**RECORD EXTRACTS**.
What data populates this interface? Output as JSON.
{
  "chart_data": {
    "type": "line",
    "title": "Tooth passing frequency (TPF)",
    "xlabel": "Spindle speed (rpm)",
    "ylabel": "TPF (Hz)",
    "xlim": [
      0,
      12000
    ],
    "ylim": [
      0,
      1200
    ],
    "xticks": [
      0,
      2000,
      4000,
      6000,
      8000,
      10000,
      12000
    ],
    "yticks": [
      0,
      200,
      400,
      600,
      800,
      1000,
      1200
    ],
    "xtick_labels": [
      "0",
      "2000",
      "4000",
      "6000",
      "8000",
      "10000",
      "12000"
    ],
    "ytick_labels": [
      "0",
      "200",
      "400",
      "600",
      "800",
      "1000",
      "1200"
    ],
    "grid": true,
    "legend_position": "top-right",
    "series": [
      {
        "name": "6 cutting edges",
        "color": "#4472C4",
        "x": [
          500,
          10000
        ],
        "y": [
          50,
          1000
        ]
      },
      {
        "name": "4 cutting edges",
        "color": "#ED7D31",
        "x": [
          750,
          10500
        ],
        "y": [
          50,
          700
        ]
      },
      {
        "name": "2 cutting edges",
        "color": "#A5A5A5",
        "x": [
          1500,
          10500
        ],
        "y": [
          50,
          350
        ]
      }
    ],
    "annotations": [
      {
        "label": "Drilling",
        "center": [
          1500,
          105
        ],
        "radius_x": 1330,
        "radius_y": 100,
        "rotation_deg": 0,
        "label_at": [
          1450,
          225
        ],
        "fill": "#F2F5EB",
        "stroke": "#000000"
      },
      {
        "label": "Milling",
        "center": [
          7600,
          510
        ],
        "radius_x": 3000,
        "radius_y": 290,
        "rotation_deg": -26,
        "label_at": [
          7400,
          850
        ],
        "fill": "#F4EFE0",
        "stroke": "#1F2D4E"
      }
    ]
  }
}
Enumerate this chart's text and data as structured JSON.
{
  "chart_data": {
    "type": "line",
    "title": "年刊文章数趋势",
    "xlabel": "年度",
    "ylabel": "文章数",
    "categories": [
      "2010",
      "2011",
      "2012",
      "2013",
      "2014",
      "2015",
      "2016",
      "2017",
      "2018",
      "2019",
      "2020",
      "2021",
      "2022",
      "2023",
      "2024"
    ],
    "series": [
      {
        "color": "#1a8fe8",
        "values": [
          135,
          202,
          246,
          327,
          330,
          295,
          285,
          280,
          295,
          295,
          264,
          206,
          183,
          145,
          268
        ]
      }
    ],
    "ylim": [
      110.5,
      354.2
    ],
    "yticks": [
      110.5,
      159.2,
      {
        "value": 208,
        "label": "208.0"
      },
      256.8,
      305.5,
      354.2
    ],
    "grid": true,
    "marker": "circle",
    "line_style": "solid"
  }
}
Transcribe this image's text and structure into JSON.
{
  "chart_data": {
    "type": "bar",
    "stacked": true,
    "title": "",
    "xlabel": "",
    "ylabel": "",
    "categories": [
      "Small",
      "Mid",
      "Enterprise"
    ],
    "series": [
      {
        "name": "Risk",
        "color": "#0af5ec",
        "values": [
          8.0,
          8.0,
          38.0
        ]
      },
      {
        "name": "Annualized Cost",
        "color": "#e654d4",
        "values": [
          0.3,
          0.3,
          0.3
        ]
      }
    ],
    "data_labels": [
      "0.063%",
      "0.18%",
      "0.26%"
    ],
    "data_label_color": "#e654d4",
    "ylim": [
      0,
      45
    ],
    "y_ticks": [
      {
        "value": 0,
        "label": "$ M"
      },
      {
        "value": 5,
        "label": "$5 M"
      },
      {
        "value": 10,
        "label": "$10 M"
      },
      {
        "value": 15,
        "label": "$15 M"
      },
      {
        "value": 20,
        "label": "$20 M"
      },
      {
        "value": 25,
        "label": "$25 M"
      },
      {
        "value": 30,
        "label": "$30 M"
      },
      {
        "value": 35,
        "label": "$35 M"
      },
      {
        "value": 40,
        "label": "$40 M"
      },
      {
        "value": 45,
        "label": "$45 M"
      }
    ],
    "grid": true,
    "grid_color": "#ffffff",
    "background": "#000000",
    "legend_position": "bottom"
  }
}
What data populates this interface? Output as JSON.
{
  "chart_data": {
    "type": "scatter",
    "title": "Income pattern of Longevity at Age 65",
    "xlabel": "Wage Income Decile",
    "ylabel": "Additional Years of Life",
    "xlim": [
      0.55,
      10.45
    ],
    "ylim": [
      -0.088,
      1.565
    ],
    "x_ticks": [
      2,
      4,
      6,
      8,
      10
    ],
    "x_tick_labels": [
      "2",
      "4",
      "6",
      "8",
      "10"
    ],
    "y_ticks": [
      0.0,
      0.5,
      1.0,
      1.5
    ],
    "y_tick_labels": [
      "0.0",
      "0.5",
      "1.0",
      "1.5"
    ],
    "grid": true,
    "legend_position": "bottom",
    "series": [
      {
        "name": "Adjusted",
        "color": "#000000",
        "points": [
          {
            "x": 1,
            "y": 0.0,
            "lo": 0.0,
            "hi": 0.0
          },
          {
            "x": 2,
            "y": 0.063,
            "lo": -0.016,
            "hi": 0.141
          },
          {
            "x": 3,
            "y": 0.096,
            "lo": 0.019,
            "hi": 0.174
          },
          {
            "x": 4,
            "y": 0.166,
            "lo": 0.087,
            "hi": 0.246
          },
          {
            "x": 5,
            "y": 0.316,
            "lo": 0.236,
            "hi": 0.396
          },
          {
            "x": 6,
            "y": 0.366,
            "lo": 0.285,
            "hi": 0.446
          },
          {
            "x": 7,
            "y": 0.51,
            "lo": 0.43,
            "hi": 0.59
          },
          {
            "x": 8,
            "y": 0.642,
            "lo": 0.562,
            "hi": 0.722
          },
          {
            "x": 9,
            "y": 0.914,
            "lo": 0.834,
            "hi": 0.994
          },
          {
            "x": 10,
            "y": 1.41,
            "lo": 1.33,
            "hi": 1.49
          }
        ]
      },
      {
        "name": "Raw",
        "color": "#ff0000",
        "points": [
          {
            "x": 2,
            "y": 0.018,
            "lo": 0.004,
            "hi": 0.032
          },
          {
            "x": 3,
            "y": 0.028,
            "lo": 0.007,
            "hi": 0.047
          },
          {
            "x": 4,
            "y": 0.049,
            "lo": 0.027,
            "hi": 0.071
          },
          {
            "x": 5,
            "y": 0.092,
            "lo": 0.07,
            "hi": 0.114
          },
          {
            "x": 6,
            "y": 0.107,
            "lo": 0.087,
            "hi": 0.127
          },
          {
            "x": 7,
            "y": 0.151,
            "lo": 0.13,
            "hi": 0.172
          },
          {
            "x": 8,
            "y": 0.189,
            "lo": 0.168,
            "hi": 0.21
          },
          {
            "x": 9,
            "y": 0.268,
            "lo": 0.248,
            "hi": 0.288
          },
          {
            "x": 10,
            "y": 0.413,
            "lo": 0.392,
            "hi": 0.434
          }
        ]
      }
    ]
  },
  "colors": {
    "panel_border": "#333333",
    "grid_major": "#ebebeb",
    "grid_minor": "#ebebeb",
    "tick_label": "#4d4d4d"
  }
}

**EXERCISE DIRECTIONS**. Write out the data again, exactly and in full.

**ANSWER TO THIS PROBLEM**.
What data populates this interface? Output as JSON.
{
  "chart_data": {
    "type": "line",
    "title": "Tooth passing frequency (TPF)",
    "xlabel": "Spindle speed (rpm)",
    "ylabel": "TPF (Hz)",
    "xlim": [
      0,
      12000
    ],
    "ylim": [
      0,
      1200
    ],
    "xticks": [
      0,
      2000,
      4000,
      6000,
      8000,
      10000,
      12000
    ],
    "yticks": [
      0,
      200,
      400,
      600,
      800,
      1000,
      1200
    ],
    "xtick_labels": [
      "0",
      "2000",
      "4000",
      "6000",
      "8000",
      "10000",
      "12000"
    ],
    "ytick_labels": [
      "0",
      "200",
      "400",
      "600",
      "800",
      "1000",
      "1200"
    ],
    "grid": true,
    "legend_position": "top-right",
    "series": [
      {
        "name": "6 cutting edges",
        "color": "#4472C4",
        "x": [
          500,
          10000
        ],
        "y": [
          50,
          1000
        ]
      },
      {
        "name": "4 cutting edges",
        "color": "#ED7D31",
        "x": [
          750,
          10500
        ],
        "y": [
          50,
          700
        ]
      },
      {
        "name": "2 cutting edges",
        "color": "#A5A5A5",
        "x": [
          1500,
          10500
        ],
        "y": [
          50,
          350
        ]
      }
    ],
    "annotations": [
      {
        "label": "Drilling",
        "center": [
          1500,
          105
        ],
        "radius_x": 1330,
        "radius_y": 100,
        "rotation_deg": 0,
        "label_at": [
          1450,
          225
        ],
        "fill": "#F2F5EB",
        "stroke": "#000000"
      },
      {
        "label": "Milling",
        "center": [
          7600,
          510
        ],
        "radius_x": 3000,
        "radius_y": 290,
        "rotation_deg": -26,
        "label_at": [
          7400,
          850
        ],
        "fill": "#F4EFE0",
        "stroke": "#1F2D4E"
      }
    ]
  }
}
Enumerate this chart's text and data as structured JSON.
{
  "chart_data": {
    "type": "line",
    "title": "年刊文章数趋势",
    "xlabel": "年度",
    "ylabel": "文章数",
    "categories": [
      "2010",
      "2011",
      "2012",
      "2013",
      "2014",
      "2015",
      "2016",
      "2017",
      "2018",
      "2019",
      "2020",
      "2021",
      "2022",
      "2023",
      "2024"
    ],
    "series": [
      {
        "color": "#1a8fe8",
        "values": [
          135,
          202,
          246,
          327,
          330,
          295,
          285,
          280,
          295,
          295,
          264,
          206,
          183,
          145,
          268
        ]
      }
    ],
    "ylim": [
      110.5,
      354.2
    ],
    "yticks": [
      110.5,
      159.2,
      {
        "value": 208,
        "label": "208.0"
      },
      256.8,
      305.5,
      354.2
    ],
    "grid": true,
    "marker": "circle",
    "line_style": "solid"
  }
}
Transcribe this image's text and structure into JSON.
{
  "chart_data": {
    "type": "bar",
    "stacked": true,
    "title": "",
    "xlabel": "",
    "ylabel": "",
    "categories": [
      "Small",
      "Mid",
      "Enterprise"
    ],
    "series": [
      {
        "name": "Risk",
        "color": "#0af5ec",
        "values": [
          8.0,
          8.0,
          38.0
        ]
      },
      {
        "name": "Annualized Cost",
        "color": "#e654d4",
        "values": [
          0.3,
          0.3,
          0.3
        ]
      }
    ],
    "data_labels": [
      "0.063%",
      "0.18%",
      "0.26%"
    ],
    "data_label_color": "#e654d4",
    "ylim": [
      0,
      45
    ],
    "y_ticks": [
      {
        "value": 0,
        "label": "$ M"
      },
      {
        "value": 5,
        "label": "$5 M"
      },
      {
        "value": 10,
        "label": "$10 M"
      },
      {
        "value": 15,
        "label": "$15 M"
      },
      {
        "value": 20,
        "label": "$20 M"
      },
      {
        "value": 25,
        "label": "$25 M"
      },
      {
        "value": 30,
        "label": "$30 M"
      },
      {
        "value": 35,
        "label": "$35 M"
      },
      {
        "value": 40,
        "label": "$40 M"
      },
      {
        "value": 45,
        "label": "$45 M"
      }
    ],
    "grid": true,
    "grid_color": "#ffffff",
    "background": "#000000",
    "legend_position": "bottom"
  }
}
What data populates this interface? Output as JSON.
{
  "chart_data": {
    "type": "scatter",
    "title": "Income pattern of Longevity at Age 65",
    "xlabel": "Wage Income Decile",
    "ylabel": "Additional Years of Life",
    "xlim": [
      0.55,
      10.45
    ],
    "ylim": [
      -0.088,
      1.565
    ],
    "x_ticks": [
      2,
      4,
      6,
      8,
      10
    ],
    "x_tick_labels": [
      "2",
      "4",
      "6",
      "8",
      "10"
    ],
    "y_ticks": [
      0.0,
      0.5,
      1.0,
      1.5
    ],
    "y_tick_labels": [
      "0.0",
      "0.5",
      "1.0",
      "1.5"
    ],
    "grid": true,
    "legend_position": "bottom",
    "series": [
      {
        "name": "Adjusted",
        "color": "#000000",
        "points": [
          {
            "x": 1,
            "y": 0.0,
            "lo": 0.0,
            "hi": 0.0
          },
          {
            "x": 2,
            "y": 0.063,
            "lo": -0.016,
            "hi": 0.141
          },
          {
            "x": 3,
            "y": 0.096,
            "lo": 0.019,
            "hi": 0.174
          },
          {
            "x": 4,
            "y": 0.166,
            "lo": 0.087,
            "hi": 0.246
          },
          {
            "x": 5,
            "y": 0.316,
            "lo": 0.236,
            "hi": 0.396
          },
          {
            "x": 6,
            "y": 0.366,
            "lo": 0.285,
            "hi": 0.446
          },
          {
            "x": 7,
            "y": 0.51,
            "lo": 0.43,
            "hi": 0.59
          },
          {
            "x": 8,
            "y": 0.642,
            "lo": 0.562,
            "hi": 0.722
          },
          {
            "x": 9,
            "y": 0.914,
            "lo": 0.834,
            "hi": 0.994
          },
          {
            "x": 10,
            "y": 1.41,
            "lo": 1.33,
            "hi": 1.49
          }
        ]
      },
      {
        "name": "Raw",
        "color": "#ff0000",
        "points": [
          {
            "x": 2,
            "y": 0.018,
            "lo": 0.004,
            "hi": 0.032
          },
          {
            "x": 3,
            "y": 0.028,
            "lo": 0.007,
            "hi": 0.047
          },
          {
            "x": 4,
            "y": 0.049,
            "lo": 0.027,
            "hi": 0.071
          },
          {
            "x": 5,
            "y": 0.092,
            "lo": 0.07,
            "hi": 0.114
          },
          {
            "x": 6,
            "y": 0.107,
            "lo": 0.087,
            "hi": 0.127
          },
          {
            "x": 7,
            "y": 0.151,
            "lo": 0.13,
            "hi": 0.172
          },
          {
            "x": 8,
            "y": 0.189,
            "lo": 0.168,
            "hi": 0.21
          },
          {
            "x": 9,
            "y": 0.268,
            "lo": 0.248,
            "hi": 0.288
          },
          {
            "x": 10,
            "y": 0.413,
            "lo": 0.392,
            "hi": 0.434
          }
        ]
      }
    ]
  },
  "colors": {
    "panel_border": "#333333",
    "grid_major": "#ebebeb",
    "grid_minor": "#ebebeb",
    "tick_label": "#4d4d4d"
  }
}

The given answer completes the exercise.